Goal of the exercise:
Return each line holding the string "Tabla".
━━━━━ Records for the task
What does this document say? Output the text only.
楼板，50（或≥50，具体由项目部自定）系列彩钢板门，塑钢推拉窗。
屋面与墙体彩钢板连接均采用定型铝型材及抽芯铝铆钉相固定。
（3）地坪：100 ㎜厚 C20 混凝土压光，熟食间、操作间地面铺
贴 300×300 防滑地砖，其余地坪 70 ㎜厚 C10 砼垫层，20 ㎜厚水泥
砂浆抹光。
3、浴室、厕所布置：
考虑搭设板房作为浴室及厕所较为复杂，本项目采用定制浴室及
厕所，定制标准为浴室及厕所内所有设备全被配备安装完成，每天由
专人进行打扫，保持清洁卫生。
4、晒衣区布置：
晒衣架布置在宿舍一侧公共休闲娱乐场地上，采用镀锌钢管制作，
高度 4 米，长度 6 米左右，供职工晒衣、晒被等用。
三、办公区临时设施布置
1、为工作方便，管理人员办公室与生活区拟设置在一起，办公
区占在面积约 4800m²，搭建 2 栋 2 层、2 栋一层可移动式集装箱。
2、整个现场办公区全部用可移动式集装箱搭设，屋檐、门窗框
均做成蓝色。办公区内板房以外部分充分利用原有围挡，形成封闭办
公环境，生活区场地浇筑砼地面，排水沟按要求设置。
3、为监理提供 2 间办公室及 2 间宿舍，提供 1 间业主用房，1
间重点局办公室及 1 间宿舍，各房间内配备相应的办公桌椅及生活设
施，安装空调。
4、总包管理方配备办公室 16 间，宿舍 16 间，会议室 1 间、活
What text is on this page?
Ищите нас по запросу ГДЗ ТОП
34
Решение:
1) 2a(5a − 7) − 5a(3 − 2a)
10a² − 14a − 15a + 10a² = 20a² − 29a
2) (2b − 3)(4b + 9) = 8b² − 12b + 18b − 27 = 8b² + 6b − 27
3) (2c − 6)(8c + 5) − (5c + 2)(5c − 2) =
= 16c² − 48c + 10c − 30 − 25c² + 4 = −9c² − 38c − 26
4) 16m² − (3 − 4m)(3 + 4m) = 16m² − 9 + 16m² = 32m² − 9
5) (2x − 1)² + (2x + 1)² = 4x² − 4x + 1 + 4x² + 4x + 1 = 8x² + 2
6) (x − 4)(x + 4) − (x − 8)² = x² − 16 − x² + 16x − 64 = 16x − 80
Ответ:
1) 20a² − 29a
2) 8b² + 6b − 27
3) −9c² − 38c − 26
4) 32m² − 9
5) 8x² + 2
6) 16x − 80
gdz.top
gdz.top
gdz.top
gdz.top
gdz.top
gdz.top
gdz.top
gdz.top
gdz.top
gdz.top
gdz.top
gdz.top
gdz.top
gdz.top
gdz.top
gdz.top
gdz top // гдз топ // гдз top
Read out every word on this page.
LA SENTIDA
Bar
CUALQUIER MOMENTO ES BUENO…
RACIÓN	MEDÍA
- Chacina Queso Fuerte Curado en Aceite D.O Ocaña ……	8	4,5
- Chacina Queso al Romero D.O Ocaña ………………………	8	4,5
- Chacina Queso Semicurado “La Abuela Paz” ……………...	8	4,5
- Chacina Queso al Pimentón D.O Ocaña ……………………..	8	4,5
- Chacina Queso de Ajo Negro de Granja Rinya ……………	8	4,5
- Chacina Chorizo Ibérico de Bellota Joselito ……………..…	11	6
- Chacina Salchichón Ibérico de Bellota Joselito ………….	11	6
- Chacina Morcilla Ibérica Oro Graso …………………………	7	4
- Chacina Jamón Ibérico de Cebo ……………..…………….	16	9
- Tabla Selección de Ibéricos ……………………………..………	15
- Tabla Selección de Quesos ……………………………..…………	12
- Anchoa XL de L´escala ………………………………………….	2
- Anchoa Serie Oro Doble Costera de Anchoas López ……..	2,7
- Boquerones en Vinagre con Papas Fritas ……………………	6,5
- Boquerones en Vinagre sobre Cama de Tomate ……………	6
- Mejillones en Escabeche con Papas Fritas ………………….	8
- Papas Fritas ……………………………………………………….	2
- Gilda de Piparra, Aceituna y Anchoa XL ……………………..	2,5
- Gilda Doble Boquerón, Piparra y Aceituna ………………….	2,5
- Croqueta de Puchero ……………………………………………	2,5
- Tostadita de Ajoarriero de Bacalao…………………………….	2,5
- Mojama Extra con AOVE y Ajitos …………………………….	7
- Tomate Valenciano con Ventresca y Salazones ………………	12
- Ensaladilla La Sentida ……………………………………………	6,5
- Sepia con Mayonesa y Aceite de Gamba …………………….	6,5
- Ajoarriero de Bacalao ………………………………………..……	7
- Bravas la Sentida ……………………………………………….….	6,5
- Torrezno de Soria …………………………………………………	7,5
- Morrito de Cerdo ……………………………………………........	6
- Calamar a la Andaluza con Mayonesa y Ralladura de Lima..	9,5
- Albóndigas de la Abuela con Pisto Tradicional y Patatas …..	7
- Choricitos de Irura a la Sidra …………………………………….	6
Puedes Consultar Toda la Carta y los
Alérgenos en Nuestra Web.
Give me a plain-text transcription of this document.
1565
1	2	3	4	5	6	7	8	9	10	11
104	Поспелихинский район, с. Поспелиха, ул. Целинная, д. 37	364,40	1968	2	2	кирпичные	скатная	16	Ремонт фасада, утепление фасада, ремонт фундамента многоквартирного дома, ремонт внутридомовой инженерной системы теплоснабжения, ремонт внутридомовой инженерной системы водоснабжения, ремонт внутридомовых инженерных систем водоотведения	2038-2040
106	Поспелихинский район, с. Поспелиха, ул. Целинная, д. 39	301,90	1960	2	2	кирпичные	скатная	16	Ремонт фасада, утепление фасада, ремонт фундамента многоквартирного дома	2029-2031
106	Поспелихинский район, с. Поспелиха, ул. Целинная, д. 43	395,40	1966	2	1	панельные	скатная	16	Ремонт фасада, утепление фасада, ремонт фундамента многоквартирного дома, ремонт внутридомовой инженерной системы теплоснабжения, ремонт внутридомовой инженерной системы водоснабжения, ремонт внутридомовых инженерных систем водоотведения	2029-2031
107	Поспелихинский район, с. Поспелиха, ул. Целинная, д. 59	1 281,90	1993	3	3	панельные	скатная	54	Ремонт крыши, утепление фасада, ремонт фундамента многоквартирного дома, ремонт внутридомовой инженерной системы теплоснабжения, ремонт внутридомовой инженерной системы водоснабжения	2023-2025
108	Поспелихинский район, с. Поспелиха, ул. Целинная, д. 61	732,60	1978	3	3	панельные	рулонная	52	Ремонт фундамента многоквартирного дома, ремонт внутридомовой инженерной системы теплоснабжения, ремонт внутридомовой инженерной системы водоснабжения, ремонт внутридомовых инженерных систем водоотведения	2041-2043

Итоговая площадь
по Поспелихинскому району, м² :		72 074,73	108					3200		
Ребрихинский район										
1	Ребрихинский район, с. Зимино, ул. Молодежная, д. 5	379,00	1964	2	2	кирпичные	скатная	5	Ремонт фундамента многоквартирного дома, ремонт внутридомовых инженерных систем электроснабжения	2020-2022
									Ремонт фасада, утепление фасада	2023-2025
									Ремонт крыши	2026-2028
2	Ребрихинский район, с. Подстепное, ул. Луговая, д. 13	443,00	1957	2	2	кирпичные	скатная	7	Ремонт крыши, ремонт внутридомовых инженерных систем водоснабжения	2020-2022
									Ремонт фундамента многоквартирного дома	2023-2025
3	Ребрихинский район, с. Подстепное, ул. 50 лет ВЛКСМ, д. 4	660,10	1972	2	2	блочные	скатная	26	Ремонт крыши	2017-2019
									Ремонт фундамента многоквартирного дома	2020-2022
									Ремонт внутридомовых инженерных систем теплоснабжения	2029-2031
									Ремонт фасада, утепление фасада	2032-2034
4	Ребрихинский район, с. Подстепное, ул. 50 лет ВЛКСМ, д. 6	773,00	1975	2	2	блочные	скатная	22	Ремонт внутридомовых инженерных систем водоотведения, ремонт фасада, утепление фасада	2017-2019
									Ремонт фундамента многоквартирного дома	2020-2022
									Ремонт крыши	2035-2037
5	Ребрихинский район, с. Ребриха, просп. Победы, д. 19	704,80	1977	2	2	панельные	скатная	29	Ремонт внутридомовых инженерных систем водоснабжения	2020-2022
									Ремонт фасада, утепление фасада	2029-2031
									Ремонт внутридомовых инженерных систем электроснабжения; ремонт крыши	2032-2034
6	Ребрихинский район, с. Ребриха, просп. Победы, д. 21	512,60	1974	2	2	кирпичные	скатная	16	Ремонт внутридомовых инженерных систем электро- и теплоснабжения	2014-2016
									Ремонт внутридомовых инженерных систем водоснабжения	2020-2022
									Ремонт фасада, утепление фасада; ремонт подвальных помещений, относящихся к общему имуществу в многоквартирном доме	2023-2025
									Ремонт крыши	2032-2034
━━━━━━━━━━
Complete response:
- Tabla Selección de Ibéricos ……………………………..………	15
- Tabla Selección de Quesos ……………………………..…………	12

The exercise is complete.